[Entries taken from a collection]
+++
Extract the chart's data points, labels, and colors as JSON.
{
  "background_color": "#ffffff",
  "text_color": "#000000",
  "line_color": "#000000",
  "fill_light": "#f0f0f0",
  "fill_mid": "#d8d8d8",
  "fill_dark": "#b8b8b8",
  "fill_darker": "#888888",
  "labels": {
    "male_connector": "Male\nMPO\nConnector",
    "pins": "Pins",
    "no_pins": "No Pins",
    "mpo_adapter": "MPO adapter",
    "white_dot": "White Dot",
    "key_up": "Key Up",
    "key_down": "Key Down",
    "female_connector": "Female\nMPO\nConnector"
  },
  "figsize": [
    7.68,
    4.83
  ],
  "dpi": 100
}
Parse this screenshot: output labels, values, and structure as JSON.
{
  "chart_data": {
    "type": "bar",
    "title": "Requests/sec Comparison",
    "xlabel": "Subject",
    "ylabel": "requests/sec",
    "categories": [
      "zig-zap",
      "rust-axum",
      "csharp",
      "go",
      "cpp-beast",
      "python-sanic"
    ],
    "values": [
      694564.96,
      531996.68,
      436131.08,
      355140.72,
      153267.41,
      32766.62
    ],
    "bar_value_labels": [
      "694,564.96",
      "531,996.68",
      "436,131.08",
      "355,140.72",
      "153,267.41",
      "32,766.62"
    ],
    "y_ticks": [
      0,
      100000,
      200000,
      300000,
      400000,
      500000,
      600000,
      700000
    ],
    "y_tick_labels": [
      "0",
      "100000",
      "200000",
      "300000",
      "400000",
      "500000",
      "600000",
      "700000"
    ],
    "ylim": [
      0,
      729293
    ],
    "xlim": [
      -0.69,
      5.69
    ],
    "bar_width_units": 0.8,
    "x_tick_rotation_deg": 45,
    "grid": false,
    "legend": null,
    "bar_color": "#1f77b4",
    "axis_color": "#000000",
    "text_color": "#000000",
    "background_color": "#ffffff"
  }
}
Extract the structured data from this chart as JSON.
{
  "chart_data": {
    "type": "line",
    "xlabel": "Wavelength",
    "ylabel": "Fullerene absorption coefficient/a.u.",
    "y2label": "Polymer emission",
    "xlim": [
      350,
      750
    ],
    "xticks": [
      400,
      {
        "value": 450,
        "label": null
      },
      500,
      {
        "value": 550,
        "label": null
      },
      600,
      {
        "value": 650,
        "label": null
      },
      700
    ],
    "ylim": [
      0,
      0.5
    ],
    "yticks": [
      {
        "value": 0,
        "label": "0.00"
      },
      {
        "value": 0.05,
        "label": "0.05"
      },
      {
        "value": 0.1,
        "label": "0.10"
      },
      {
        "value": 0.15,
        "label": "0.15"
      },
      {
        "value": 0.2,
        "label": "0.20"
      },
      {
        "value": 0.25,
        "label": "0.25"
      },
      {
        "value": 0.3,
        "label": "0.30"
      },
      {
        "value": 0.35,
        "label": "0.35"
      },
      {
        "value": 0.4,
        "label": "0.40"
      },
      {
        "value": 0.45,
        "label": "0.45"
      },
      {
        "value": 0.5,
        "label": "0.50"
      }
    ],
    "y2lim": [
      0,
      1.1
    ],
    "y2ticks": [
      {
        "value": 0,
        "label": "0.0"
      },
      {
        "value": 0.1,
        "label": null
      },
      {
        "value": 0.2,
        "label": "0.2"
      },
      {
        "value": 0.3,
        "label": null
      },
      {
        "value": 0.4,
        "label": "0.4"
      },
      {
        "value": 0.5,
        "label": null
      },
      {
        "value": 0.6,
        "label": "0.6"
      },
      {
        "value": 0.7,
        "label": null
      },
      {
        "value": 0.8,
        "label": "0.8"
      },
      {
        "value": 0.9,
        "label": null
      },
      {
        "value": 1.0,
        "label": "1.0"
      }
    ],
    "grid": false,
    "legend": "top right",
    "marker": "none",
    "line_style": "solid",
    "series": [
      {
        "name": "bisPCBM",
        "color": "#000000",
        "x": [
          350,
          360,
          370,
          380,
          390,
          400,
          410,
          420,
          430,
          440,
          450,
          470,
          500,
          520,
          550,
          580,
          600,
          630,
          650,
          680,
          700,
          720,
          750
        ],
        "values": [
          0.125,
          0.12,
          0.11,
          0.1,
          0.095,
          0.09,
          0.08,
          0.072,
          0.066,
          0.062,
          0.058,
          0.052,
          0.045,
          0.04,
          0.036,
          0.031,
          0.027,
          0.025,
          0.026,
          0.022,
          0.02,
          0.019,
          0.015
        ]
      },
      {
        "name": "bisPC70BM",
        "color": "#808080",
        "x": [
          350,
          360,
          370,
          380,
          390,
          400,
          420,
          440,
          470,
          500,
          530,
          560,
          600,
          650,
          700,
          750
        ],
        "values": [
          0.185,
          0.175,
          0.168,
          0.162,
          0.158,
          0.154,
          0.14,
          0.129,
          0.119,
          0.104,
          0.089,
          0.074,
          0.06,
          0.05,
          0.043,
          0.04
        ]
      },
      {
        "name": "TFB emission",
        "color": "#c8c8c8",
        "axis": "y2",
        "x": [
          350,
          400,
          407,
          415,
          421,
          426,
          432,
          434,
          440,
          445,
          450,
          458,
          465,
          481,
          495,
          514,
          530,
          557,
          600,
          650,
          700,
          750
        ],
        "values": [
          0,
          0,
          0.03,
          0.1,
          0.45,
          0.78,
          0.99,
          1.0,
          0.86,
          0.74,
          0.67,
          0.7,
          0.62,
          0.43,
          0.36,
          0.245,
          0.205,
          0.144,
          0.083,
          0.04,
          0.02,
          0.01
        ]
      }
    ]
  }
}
+++
> _WRITTEN INSTRUCTION_
Recopy all the lines exactly as they appear.

> _SOLUTION FOR THIS EXERCISE_
Extract the chart's data points, labels, and colors as JSON.
{
  "background_color": "#ffffff",
  "text_color": "#000000",
  "line_color": "#000000",
  "fill_light": "#f0f0f0",
  "fill_mid": "#d8d8d8",
  "fill_dark": "#b8b8b8",
  "fill_darker": "#888888",
  "labels": {
    "male_connector": "Male\nMPO\nConnector",
    "pins": "Pins",
    "no_pins": "No Pins",
    "mpo_adapter": "MPO adapter",
    "white_dot": "White Dot",
    "key_up": "Key Up",
    "key_down": "Key Down",
    "female_connector": "Female\nMPO\nConnector"
  },
  "figsize": [
    7.68,
    4.83
  ],
  "dpi": 100
}
Parse this screenshot: output labels, values, and structure as JSON.
{
  "chart_data": {
    "type": "bar",
    "title": "Requests/sec Comparison",
    "xlabel": "Subject",
    "ylabel": "requests/sec",
    "categories": [
      "zig-zap",
      "rust-axum",
      "csharp",
      "go",
      "cpp-beast",
      "python-sanic"
    ],
    "values": [
      694564.96,
      531996.68,
      436131.08,
      355140.72,
      153267.41,
      32766.62
    ],
    "bar_value_labels": [
      "694,564.96",
      "531,996.68",
      "436,131.08",
      "355,140.72",
      "153,267.41",
      "32,766.62"
    ],
    "y_ticks": [
      0,
      100000,
      200000,
      300000,
      400000,
      500000,
      600000,
      700000
    ],
    "y_tick_labels": [
      "0",
      "100000",
      "200000",
      "300000",
      "400000",
      "500000",
      "600000",
      "700000"
    ],
    "ylim": [
      0,
      729293
    ],
    "xlim": [
      -0.69,
      5.69
    ],
    "bar_width_units": 0.8,
    "x_tick_rotation_deg": 45,
    "grid": false,
    "legend": null,
    "bar_color": "#1f77b4",
    "axis_color": "#000000",
    "text_color": "#000000",
    "background_color": "#ffffff"
  }
}
Extract the structured data from this chart as JSON.
{
  "chart_data": {
    "type": "line",
    "xlabel": "Wavelength",
    "ylabel": "Fullerene absorption coefficient/a.u.",
    "y2label": "Polymer emission",
    "xlim": [
      350,
      750
    ],
    "xticks": [
      400,
      {
        "value": 450,
        "label": null
      },
      500,
      {
        "value": 550,
        "label": null
      },
      600,
      {
        "value": 650,
        "label": null
      },
      700
    ],
    "ylim": [
      0,
      0.5
    ],
    "yticks": [
      {
        "value": 0,
        "label": "0.00"
      },
      {
        "value": 0.05,
        "label": "0.05"
      },
      {
        "value": 0.1,
        "label": "0.10"
      },
      {
        "value": 0.15,
        "label": "0.15"
      },
      {
        "value": 0.2,
        "label": "0.20"
      },
      {
        "value": 0.25,
        "label": "0.25"
      },
      {
        "value": 0.3,
        "label": "0.30"
      },
      {
        "value": 0.35,
        "label": "0.35"
      },
      {
        "value": 0.4,
        "label": "0.40"
      },
      {
        "value": 0.45,
        "label": "0.45"
      },
      {
        "value": 0.5,
        "label": "0.50"
      }
    ],
    "y2lim": [
      0,
      1.1
    ],
    "y2ticks": [
      {
        "value": 0,
        "label": "0.0"
      },
      {
        "value": 0.1,
        "label": null
      },
      {
        "value": 0.2,
        "label": "0.2"
      },
      {
        "value": 0.3,
        "label": null
      },
      {
        "value": 0.4,
        "label": "0.4"
      },
      {
        "value": 0.5,
        "label": null
      },
      {
        "value": 0.6,
        "label": "0.6"
      },
      {
        "value": 0.7,
        "label": null
      },
      {
        "value": 0.8,
        "label": "0.8"
      },
      {
        "value": 0.9,
        "label": null
      },
      {
        "value": 1.0,
        "label": "1.0"
      }
    ],
    "grid": false,
    "legend": "top right",
    "marker": "none",
    "line_style": "solid",
    "series": [
      {
        "name": "bisPCBM",
        "color": "#000000",
        "x": [
          350,
          360,
          370,
          380,
          390,
          400,
          410,
          420,
          430,
          440,
          450,
          470,
          500,
          520,
          550,
          580,
          600,
          630,
          650,
          680,
          700,
          720,
          750
        ],
        "values": [
          0.125,
          0.12,
          0.11,
          0.1,
          0.095,
          0.09,
          0.08,
          0.072,
          0.066,
          0.062,
          0.058,
          0.052,
          0.045,
          0.04,
          0.036,
          0.031,
          0.027,
          0.025,
          0.026,
          0.022,
          0.02,
          0.019,
          0.015
        ]
      },
      {
        "name": "bisPC70BM",
        "color": "#808080",
        "x": [
          350,
          360,
          370,
          380,
          390,
          400,
          420,
          440,
          470,
          500,
          530,
          560,
          600,
          650,
          700,
          750
        ],
        "values": [
          0.185,
          0.175,
          0.168,
          0.162,
          0.158,
          0.154,
          0.14,
          0.129,
          0.119,
          0.104,
          0.089,
          0.074,
          0.06,
          0.05,
          0.043,
          0.04
        ]
      },
      {
        "name": "TFB emission",
        "color": "#c8c8c8",
        "axis": "y2",
        "x": [
          350,
          400,
          407,
          415,
          421,
          426,
          432,
          434,
          440,
          445,
          450,
          458,
          465,
          481,
          495,
          514,
          530,
          557,
          600,
          650,
          700,
          750
        ],
        "values": [
          0,
          0,
          0.03,
          0.1,
          0.45,
          0.78,
          0.99,
          1.0,
          0.86,
          0.74,
          0.67,
          0.7,
          0.62,
          0.43,
          0.36,
          0.245,
          0.205,
          0.144,
          0.083,
          0.04,
          0.02,
          0.01
        ]
      }
    ]
  }
}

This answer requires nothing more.